# WHAT YOU HAVE TO DO
Skip every picture, and output exactly the lines starting at the one with "Extract the structured" and running through the last line of the material below.

# DATA EXCERPTS
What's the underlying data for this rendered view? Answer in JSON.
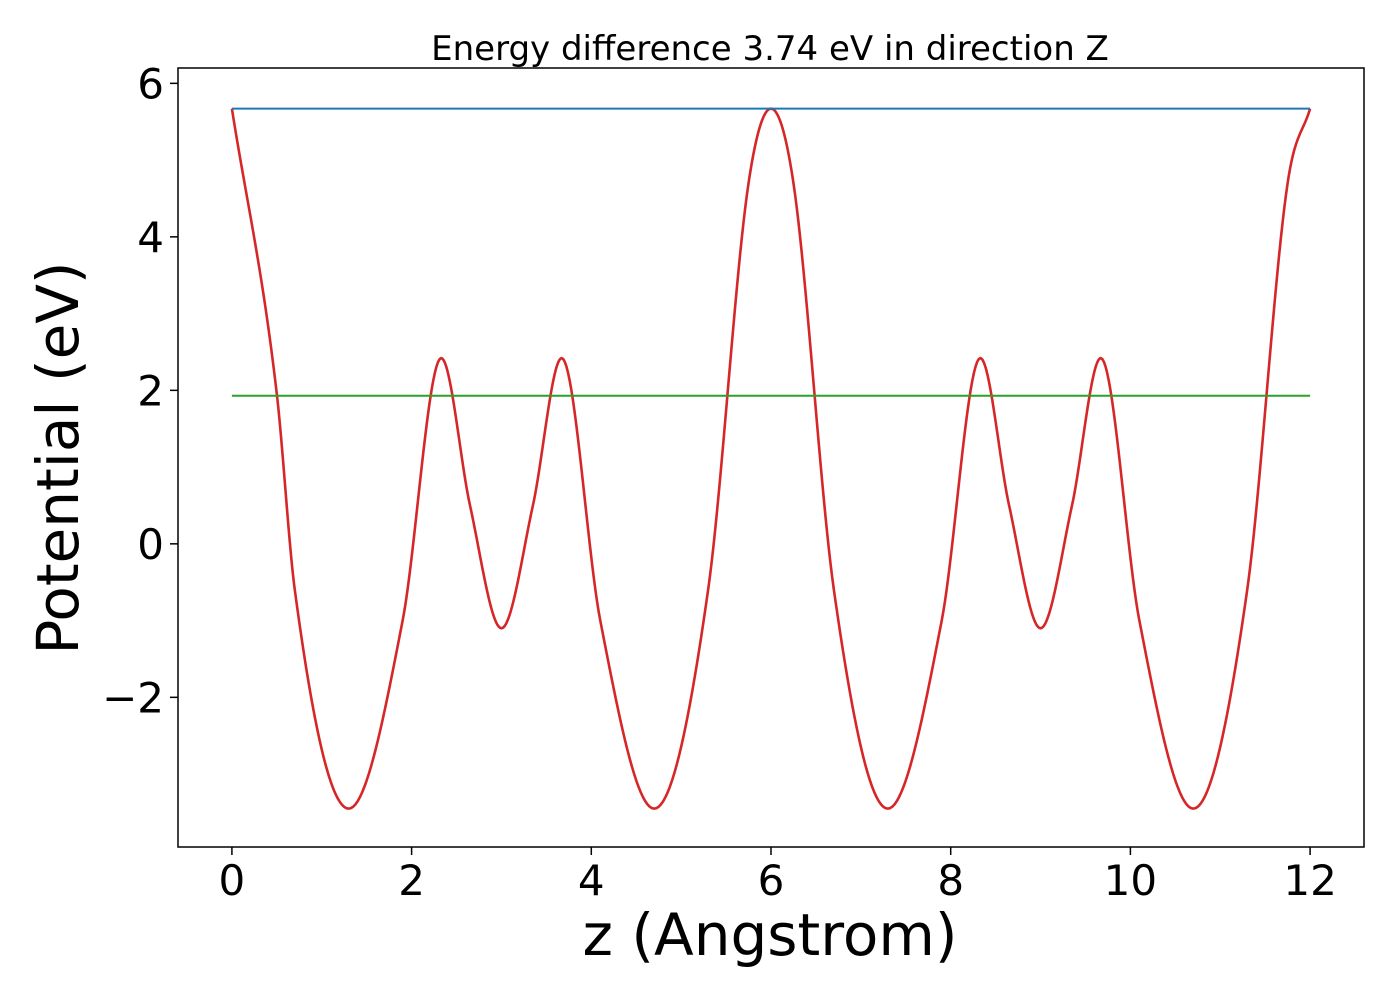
{
  "chart_data": {
    "type": "line",
    "title": "Energy difference 3.74 eV in direction Z",
    "xlabel": "z (Angstrom)",
    "ylabel": "Potential (eV)",
    "xlim": [
      -0.6,
      12.6
    ],
    "ylim": [
      -3.95,
      6.2
    ],
    "x_ticks": [
      0,
      2,
      4,
      6,
      8,
      10,
      12
    ],
    "x_tick_labels": [
      "0",
      "2",
      "4",
      "6",
      "8",
      "10",
      "12"
    ],
    "y_ticks": [
      -2,
      0,
      2,
      4,
      6
    ],
    "y_tick_labels": [
      "−2",
      "0",
      "2",
      "4",
      "6"
    ],
    "grid": false,
    "legend": "none",
    "series": [
      {
        "role": "potential-curve",
        "color": "#d62728",
        "x": [
          0,
          0.5,
          0.7,
          1.3,
          1.9,
          2.33,
          2.65,
          3.0,
          3.35,
          3.67,
          4.1,
          4.7,
          5.3,
          5.75,
          6.0,
          6.25,
          6.7,
          7.3,
          7.9,
          8.33,
          8.65,
          9.0,
          9.35,
          9.67,
          10.1,
          10.7,
          11.3,
          11.75,
          12.0
        ],
        "y": [
          5.67,
          1.95,
          -0.6,
          -3.45,
          -1.0,
          2.42,
          0.5,
          -1.1,
          0.5,
          2.42,
          -1.0,
          -3.45,
          -0.6,
          4.7,
          5.67,
          4.7,
          -0.6,
          -3.45,
          -1.0,
          2.42,
          0.5,
          -1.1,
          0.5,
          2.42,
          -1.0,
          -3.45,
          -0.6,
          4.7,
          5.67
        ]
      },
      {
        "role": "maximum-level",
        "color": "#1f77b4",
        "x": [
          0,
          12
        ],
        "y": [
          5.67,
          5.67
        ]
      },
      {
        "role": "average-level",
        "color": "#2ca02c",
        "x": [
          0,
          12
        ],
        "y": [
          1.93,
          1.93
        ]
      }
    ]
  }
}
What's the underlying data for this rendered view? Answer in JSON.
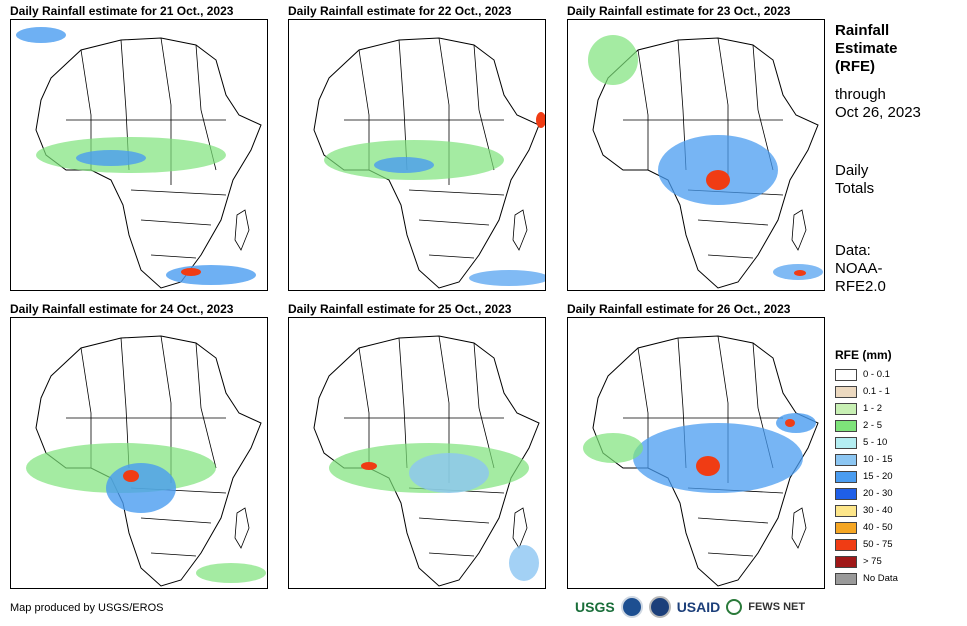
{
  "panels": [
    {
      "title": "Daily Rainfall estimate for 21 Oct., 2023"
    },
    {
      "title": "Daily Rainfall estimate for 22 Oct., 2023"
    },
    {
      "title": "Daily Rainfall estimate for 23 Oct., 2023"
    },
    {
      "title": "Daily Rainfall estimate for 24 Oct., 2023"
    },
    {
      "title": "Daily Rainfall estimate for 25 Oct., 2023"
    },
    {
      "title": "Daily Rainfall estimate for 26 Oct., 2023"
    }
  ],
  "side": {
    "title_line1": "Rainfall",
    "title_line2": "Estimate",
    "title_line3": "(RFE)",
    "through_line1": "through",
    "through_line2": "Oct 26, 2023",
    "totals_line1": "Daily",
    "totals_line2": "Totals",
    "data_line1": "Data:",
    "data_line2": "NOAA-",
    "data_line3": "RFE2.0"
  },
  "legend": {
    "title": "RFE (mm)",
    "items": [
      {
        "label": "0 - 0.1",
        "color": "#ffffff"
      },
      {
        "label": "0.1 - 1",
        "color": "#ecd9c0"
      },
      {
        "label": "1 - 2",
        "color": "#c8f0b4"
      },
      {
        "label": "2 - 5",
        "color": "#7ee37a"
      },
      {
        "label": "5 - 10",
        "color": "#b4eef2"
      },
      {
        "label": "10 - 15",
        "color": "#8cc6f2"
      },
      {
        "label": "15 - 20",
        "color": "#4a9cf0"
      },
      {
        "label": "20 - 30",
        "color": "#1f5fe8"
      },
      {
        "label": "30 - 40",
        "color": "#fde68a"
      },
      {
        "label": "40 - 50",
        "color": "#f5a623"
      },
      {
        "label": "50 - 75",
        "color": "#f03c14"
      },
      {
        "label": "> 75",
        "color": "#a01818"
      },
      {
        "label": "No Data",
        "color": "#9a9a9a"
      }
    ]
  },
  "footer": {
    "text": "Map produced by USGS/EROS"
  },
  "logos": {
    "usgs": "USGS",
    "usaid": "USAID",
    "fews": "FEWS NET"
  }
}
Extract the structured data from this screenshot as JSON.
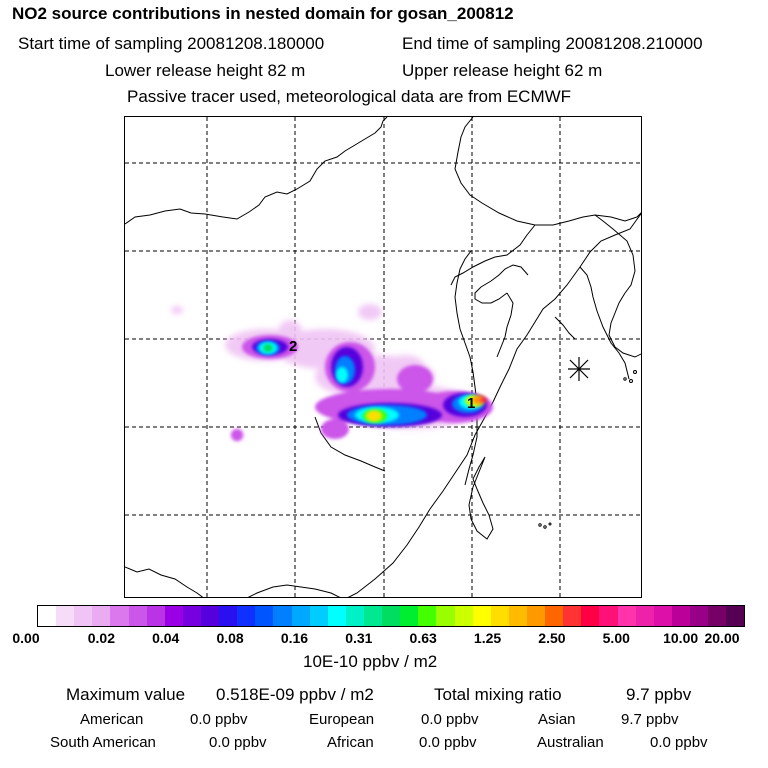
{
  "header": {
    "title": "NO2 source contributions in nested domain for gosan_200812",
    "start_time": "Start time of sampling 20081208.180000",
    "end_time": "End time of sampling 20081208.210000",
    "lower_release": "Lower release height   82 m",
    "upper_release": "Upper release height   62 m",
    "tracer_note": "Passive tracer used, meteorological data are from ECMWF"
  },
  "map": {
    "source_labels": [
      "2",
      "1"
    ],
    "receptor_marker": "gosan"
  },
  "colorbar": {
    "colors": [
      "#ffffff",
      "#f6dcf8",
      "#f0c4f4",
      "#e9acf0",
      "#dc78ee",
      "#cc55ea",
      "#bb33e6",
      "#9900e5",
      "#7700e0",
      "#5500dd",
      "#2a10f0",
      "#1030ff",
      "#0055ff",
      "#0080ff",
      "#00a8ff",
      "#00ccff",
      "#00ffff",
      "#00f0c8",
      "#00e890",
      "#00dd60",
      "#00ee30",
      "#44ff00",
      "#99ff00",
      "#ccff00",
      "#ffff00",
      "#ffdd00",
      "#ffbb00",
      "#ff9900",
      "#ff6600",
      "#ff3333",
      "#ff0044",
      "#ff1177",
      "#ff33aa",
      "#ee22aa",
      "#dd11aa",
      "#bb0099",
      "#990088",
      "#770066",
      "#550055"
    ],
    "ticks": [
      "0.00",
      "0.02",
      "0.04",
      "0.08",
      "0.16",
      "0.31",
      "0.63",
      "1.25",
      "2.50",
      "5.00",
      "10.00",
      "20.00"
    ],
    "unit": "10E-10 ppbv / m2"
  },
  "summary": {
    "max_label": "Maximum value",
    "max_value": "0.518E-09 ppbv / m2",
    "total_label": "Total mixing ratio",
    "total_value": "9.7 ppbv",
    "regions": [
      {
        "name": "American",
        "value": "0.0 ppbv"
      },
      {
        "name": "European",
        "value": "0.0 ppbv"
      },
      {
        "name": "Asian",
        "value": "9.7 ppbv"
      },
      {
        "name": "South American",
        "value": "0.0 ppbv"
      },
      {
        "name": "African",
        "value": "0.0 ppbv"
      },
      {
        "name": "Australian",
        "value": "0.0 ppbv"
      }
    ]
  }
}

# RESPONSE TO THE TASK
Extract the structured data from this screenshot as JSON.
{
  "header": {
    "title": "NO2 source contributions in nested domain for gosan_200812",
    "start_time": "Start time of sampling 20081208.180000",
    "end_time": "End time of sampling 20081208.210000",
    "lower_release": "Lower release height   82 m",
    "upper_release": "Upper release height   62 m",
    "tracer_note": "Passive tracer used, meteorological data are from ECMWF"
  },
  "map": {
    "source_labels": [
      "2",
      "1"
    ],
    "receptor_marker": "gosan"
  },
  "colorbar": {
    "colors": [
      "#ffffff",
      "#f6dcf8",
      "#f0c4f4",
      "#e9acf0",
      "#dc78ee",
      "#cc55ea",
      "#bb33e6",
      "#9900e5",
      "#7700e0",
      "#5500dd",
      "#2a10f0",
      "#1030ff",
      "#0055ff",
      "#0080ff",
      "#00a8ff",
      "#00ccff",
      "#00ffff",
      "#00f0c8",
      "#00e890",
      "#00dd60",
      "#00ee30",
      "#44ff00",
      "#99ff00",
      "#ccff00",
      "#ffff00",
      "#ffdd00",
      "#ffbb00",
      "#ff9900",
      "#ff6600",
      "#ff3333",
      "#ff0044",
      "#ff1177",
      "#ff33aa",
      "#ee22aa",
      "#dd11aa",
      "#bb0099",
      "#990088",
      "#770066",
      "#550055"
    ],
    "ticks": [
      "0.00",
      "0.02",
      "0.04",
      "0.08",
      "0.16",
      "0.31",
      "0.63",
      "1.25",
      "2.50",
      "5.00",
      "10.00",
      "20.00"
    ],
    "unit": "10E-10 ppbv / m2"
  },
  "summary": {
    "max_label": "Maximum value",
    "max_value": "0.518E-09 ppbv / m2",
    "total_label": "Total mixing ratio",
    "total_value": "9.7 ppbv",
    "regions": [
      {
        "name": "American",
        "value": "0.0 ppbv"
      },
      {
        "name": "European",
        "value": "0.0 ppbv"
      },
      {
        "name": "Asian",
        "value": "9.7 ppbv"
      },
      {
        "name": "South American",
        "value": "0.0 ppbv"
      },
      {
        "name": "African",
        "value": "0.0 ppbv"
      },
      {
        "name": "Australian",
        "value": "0.0 ppbv"
      }
    ]
  }
}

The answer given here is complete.